** Start Rows **

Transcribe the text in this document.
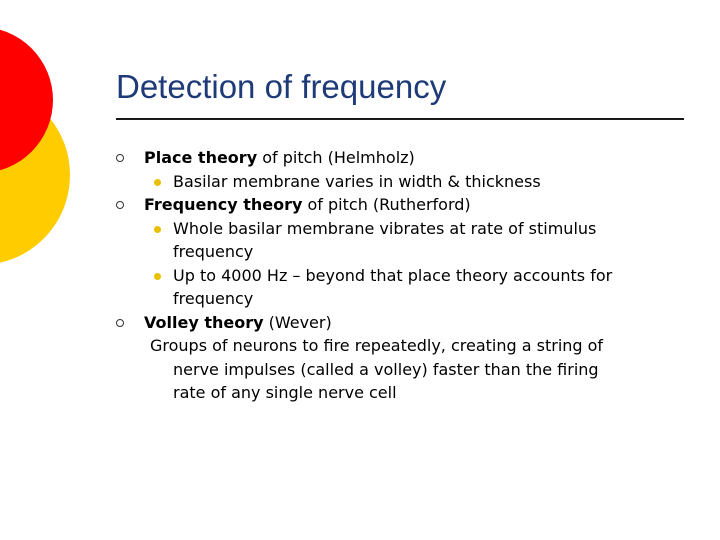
Detection of frequency
Place theory of pitch (Helmholz)
Basilar membrane varies in width & thickness
Frequency theory of pitch (Rutherford)
Whole basilar membrane vibrates at rate of stimulus
frequency
Up to 4000 Hz – beyond that place theory accounts for
frequency
Volley theory (Wever)
Groups of neurons to fire repeatedly, creating a string of
nerve impulses (called a volley) faster than the firing
rate of any single nerve cell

** End Rows **

_Description of the task_
Output all of the data exactly as it stands, minus any images.

_Output below_
Transcribe the text in this document.
Detection of frequency
Place theory of pitch (Helmholz)
Basilar membrane varies in width & thickness
Frequency theory of pitch (Rutherford)
Whole basilar membrane vibrates at rate of stimulus
frequency
Up to 4000 Hz – beyond that place theory accounts for
frequency
Volley theory (Wever)
Groups of neurons to fire repeatedly, creating a string of
nerve impulses (called a volley) faster than the firing
rate of any single nerve cell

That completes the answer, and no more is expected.